Begin at the line that contains "What does this" and repeat every line from there to the end of the records below, inclusive, without adding any other line.

::: Data for this task

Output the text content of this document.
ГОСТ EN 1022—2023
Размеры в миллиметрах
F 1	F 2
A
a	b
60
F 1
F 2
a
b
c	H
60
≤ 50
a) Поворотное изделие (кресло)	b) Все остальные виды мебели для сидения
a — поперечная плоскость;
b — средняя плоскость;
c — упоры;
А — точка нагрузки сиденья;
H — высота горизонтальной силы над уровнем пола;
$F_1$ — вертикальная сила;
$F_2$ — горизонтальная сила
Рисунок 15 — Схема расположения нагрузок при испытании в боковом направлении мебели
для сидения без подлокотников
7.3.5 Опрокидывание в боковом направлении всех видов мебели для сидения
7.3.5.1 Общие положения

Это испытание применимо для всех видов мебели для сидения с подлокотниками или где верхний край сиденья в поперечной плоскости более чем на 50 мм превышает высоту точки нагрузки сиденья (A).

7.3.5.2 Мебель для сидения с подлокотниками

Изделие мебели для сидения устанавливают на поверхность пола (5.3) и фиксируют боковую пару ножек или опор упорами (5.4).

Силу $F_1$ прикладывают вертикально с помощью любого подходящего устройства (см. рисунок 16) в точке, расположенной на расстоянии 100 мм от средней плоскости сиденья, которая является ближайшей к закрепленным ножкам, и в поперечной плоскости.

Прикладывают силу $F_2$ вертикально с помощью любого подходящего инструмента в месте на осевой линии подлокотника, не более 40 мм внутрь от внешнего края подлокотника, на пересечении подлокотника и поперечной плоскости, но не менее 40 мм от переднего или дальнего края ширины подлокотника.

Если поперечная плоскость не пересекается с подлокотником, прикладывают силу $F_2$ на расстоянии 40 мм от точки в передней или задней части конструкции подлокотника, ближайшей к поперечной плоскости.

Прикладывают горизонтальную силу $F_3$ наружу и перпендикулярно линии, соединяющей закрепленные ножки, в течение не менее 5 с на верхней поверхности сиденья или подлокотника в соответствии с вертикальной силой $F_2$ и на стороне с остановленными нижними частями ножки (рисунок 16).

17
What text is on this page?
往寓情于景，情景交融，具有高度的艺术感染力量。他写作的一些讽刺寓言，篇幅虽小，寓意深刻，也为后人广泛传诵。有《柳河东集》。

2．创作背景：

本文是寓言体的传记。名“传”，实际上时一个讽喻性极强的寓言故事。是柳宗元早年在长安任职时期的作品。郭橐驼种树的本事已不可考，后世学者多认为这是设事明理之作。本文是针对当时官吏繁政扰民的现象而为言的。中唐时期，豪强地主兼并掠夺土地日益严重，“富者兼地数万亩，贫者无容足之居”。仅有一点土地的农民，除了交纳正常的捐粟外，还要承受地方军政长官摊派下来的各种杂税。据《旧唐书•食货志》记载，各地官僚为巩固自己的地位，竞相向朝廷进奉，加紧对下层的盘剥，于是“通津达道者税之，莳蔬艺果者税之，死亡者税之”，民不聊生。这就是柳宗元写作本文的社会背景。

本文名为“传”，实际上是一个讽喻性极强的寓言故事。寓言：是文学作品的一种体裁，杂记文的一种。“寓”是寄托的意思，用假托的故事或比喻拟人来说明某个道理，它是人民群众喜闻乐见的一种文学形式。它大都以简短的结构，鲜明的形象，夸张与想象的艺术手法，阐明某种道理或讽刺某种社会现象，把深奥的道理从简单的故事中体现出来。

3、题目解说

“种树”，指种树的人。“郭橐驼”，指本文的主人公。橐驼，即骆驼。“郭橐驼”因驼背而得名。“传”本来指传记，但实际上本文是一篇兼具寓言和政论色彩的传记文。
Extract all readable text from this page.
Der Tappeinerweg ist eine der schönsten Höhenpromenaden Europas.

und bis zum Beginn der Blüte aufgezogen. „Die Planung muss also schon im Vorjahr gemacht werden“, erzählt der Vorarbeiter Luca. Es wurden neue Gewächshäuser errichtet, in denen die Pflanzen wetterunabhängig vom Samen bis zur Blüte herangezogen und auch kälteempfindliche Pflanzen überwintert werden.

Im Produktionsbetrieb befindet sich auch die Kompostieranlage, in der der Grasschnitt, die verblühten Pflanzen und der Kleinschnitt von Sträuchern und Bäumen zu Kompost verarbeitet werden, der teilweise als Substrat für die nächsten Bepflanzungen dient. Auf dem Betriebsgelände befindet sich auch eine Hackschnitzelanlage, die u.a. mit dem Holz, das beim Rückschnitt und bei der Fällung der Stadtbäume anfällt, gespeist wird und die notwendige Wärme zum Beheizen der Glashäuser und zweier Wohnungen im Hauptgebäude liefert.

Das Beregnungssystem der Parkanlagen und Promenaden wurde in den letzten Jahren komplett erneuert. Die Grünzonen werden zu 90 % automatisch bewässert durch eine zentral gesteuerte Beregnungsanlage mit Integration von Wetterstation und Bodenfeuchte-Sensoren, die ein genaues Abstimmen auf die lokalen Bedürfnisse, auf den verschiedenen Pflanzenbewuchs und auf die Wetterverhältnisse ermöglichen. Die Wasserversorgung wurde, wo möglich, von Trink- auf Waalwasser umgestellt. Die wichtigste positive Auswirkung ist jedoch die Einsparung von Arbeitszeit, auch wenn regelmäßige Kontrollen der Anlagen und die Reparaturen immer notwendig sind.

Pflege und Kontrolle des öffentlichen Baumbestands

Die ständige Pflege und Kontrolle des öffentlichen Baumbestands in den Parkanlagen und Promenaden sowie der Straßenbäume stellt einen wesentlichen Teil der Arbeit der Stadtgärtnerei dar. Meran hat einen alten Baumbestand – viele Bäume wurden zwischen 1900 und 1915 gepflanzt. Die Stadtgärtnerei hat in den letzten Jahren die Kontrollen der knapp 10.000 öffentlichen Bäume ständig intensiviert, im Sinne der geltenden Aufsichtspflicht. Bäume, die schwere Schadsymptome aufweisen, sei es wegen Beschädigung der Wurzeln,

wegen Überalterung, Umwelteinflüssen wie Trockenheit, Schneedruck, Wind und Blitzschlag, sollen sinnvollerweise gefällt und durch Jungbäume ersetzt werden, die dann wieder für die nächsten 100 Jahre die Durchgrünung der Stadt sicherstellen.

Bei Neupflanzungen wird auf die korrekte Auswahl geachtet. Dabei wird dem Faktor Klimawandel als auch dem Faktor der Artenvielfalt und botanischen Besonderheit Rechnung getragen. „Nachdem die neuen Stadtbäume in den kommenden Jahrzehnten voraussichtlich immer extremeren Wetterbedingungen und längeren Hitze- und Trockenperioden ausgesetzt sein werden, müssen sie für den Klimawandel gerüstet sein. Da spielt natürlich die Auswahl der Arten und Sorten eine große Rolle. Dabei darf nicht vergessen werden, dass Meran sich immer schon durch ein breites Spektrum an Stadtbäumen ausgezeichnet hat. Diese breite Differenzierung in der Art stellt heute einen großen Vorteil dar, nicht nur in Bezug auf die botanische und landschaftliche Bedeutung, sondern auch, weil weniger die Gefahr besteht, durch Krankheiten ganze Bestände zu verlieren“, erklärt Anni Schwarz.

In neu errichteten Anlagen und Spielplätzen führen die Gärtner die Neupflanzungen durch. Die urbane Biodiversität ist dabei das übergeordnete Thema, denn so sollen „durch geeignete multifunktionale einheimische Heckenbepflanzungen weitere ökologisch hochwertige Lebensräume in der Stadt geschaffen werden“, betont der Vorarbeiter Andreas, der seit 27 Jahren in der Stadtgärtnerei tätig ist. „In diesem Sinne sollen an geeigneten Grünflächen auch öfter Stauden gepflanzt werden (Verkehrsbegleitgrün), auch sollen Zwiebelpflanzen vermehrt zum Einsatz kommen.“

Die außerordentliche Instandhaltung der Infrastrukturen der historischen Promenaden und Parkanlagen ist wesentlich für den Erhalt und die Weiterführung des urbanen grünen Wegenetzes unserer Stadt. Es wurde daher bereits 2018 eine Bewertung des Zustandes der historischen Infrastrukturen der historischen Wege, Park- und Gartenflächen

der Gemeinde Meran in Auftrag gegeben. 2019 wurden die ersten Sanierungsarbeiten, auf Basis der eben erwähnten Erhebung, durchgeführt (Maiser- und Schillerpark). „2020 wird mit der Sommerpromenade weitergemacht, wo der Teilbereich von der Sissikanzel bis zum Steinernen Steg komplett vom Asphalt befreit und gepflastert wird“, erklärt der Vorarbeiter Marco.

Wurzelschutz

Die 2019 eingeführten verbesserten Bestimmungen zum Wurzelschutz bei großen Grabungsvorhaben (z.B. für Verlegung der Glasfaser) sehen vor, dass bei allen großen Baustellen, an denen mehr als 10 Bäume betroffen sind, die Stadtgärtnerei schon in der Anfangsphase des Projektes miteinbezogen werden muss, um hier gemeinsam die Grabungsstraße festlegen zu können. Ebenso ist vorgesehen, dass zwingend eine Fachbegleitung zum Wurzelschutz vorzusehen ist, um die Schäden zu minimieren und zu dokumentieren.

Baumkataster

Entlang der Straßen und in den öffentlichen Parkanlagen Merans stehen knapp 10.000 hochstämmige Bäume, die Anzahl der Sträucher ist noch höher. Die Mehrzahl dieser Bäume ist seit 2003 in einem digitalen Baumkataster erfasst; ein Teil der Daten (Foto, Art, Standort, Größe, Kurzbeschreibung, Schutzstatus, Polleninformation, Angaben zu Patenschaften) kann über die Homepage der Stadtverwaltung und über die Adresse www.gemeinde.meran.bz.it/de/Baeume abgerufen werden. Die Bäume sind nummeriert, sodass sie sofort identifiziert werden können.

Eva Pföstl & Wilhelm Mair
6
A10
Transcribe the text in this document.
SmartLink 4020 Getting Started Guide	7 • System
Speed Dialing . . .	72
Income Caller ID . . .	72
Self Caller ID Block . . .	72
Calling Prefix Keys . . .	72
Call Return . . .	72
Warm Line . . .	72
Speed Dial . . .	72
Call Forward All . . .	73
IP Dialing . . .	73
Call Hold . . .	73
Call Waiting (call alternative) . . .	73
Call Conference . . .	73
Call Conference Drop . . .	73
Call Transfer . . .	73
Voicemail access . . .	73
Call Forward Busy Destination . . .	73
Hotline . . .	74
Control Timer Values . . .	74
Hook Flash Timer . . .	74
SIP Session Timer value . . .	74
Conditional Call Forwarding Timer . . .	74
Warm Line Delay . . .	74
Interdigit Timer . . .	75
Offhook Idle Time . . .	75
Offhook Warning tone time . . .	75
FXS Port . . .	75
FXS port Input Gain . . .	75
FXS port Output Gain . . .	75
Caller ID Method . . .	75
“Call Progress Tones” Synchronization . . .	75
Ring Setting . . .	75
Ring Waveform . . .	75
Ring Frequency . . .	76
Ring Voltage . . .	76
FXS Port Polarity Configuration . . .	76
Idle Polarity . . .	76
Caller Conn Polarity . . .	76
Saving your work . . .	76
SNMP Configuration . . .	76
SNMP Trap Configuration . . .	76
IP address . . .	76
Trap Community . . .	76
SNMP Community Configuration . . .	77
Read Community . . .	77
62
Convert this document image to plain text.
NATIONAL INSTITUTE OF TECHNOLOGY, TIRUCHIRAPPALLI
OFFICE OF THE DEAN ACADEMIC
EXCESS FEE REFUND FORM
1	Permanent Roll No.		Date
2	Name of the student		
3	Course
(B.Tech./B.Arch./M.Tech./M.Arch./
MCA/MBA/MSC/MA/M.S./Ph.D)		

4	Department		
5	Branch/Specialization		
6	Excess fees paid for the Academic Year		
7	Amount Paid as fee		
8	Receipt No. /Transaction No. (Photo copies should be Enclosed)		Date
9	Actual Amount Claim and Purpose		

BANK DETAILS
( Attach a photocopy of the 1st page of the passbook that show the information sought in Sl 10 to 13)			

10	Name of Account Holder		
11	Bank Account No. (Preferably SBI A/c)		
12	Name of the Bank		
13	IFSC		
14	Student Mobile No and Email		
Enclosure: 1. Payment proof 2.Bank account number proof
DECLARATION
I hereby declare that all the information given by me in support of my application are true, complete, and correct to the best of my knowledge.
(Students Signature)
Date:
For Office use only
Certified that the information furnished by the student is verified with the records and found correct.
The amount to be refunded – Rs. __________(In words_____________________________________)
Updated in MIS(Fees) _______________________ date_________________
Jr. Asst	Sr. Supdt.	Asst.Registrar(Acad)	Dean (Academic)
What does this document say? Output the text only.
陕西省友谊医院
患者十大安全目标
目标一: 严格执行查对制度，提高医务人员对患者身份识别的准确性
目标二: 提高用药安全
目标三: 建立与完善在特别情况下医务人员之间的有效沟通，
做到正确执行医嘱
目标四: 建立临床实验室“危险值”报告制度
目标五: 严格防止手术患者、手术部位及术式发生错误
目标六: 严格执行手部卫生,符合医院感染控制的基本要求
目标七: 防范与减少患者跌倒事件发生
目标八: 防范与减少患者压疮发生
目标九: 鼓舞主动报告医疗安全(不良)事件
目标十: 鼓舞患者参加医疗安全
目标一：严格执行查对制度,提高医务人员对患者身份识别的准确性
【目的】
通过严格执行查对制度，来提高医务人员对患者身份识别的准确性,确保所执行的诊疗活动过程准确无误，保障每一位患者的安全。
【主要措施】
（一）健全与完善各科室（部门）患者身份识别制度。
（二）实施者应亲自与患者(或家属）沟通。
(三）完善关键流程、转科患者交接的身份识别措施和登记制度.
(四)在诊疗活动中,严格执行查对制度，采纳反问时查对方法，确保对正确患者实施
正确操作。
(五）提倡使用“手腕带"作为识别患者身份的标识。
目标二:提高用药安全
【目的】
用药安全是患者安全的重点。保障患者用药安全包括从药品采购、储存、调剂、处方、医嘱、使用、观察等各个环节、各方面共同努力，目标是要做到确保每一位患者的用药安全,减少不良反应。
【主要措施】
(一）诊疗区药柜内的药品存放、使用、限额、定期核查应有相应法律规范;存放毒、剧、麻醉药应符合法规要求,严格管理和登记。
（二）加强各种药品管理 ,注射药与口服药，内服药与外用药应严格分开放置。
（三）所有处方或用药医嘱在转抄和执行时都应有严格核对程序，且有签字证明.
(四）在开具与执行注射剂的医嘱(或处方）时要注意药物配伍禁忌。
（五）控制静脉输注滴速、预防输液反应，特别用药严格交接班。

::::::

- Exercise solution
What does this document say? Output the text only.
陕西省友谊医院
患者十大安全目标
目标一: 严格执行查对制度，提高医务人员对患者身份识别的准确性
目标二: 提高用药安全
目标三: 建立与完善在特别情况下医务人员之间的有效沟通，
做到正确执行医嘱
目标四: 建立临床实验室“危险值”报告制度
目标五: 严格防止手术患者、手术部位及术式发生错误
目标六: 严格执行手部卫生,符合医院感染控制的基本要求
目标七: 防范与减少患者跌倒事件发生
目标八: 防范与减少患者压疮发生
目标九: 鼓舞主动报告医疗安全(不良)事件
目标十: 鼓舞患者参加医疗安全
目标一：严格执行查对制度,提高医务人员对患者身份识别的准确性
【目的】
通过严格执行查对制度，来提高医务人员对患者身份识别的准确性,确保所执行的诊疗活动过程准确无误，保障每一位患者的安全。
【主要措施】
（一）健全与完善各科室（部门）患者身份识别制度。
（二）实施者应亲自与患者(或家属）沟通。
(三）完善关键流程、转科患者交接的身份识别措施和登记制度.
(四)在诊疗活动中,严格执行查对制度，采纳反问时查对方法，确保对正确患者实施
正确操作。
(五）提倡使用“手腕带"作为识别患者身份的标识。
目标二:提高用药安全
【目的】
用药安全是患者安全的重点。保障患者用药安全包括从药品采购、储存、调剂、处方、医嘱、使用、观察等各个环节、各方面共同努力，目标是要做到确保每一位患者的用药安全,减少不良反应。
【主要措施】
(一）诊疗区药柜内的药品存放、使用、限额、定期核查应有相应法律规范;存放毒、剧、麻醉药应符合法规要求,严格管理和登记。
（二）加强各种药品管理 ,注射药与口服药，内服药与外用药应严格分开放置。
（三）所有处方或用药医嘱在转抄和执行时都应有严格核对程序，且有签字证明.
(四）在开具与执行注射剂的医嘱(或处方）时要注意药物配伍禁忌。
（五）控制静脉输注滴速、预防输液反应，特别用药严格交接班。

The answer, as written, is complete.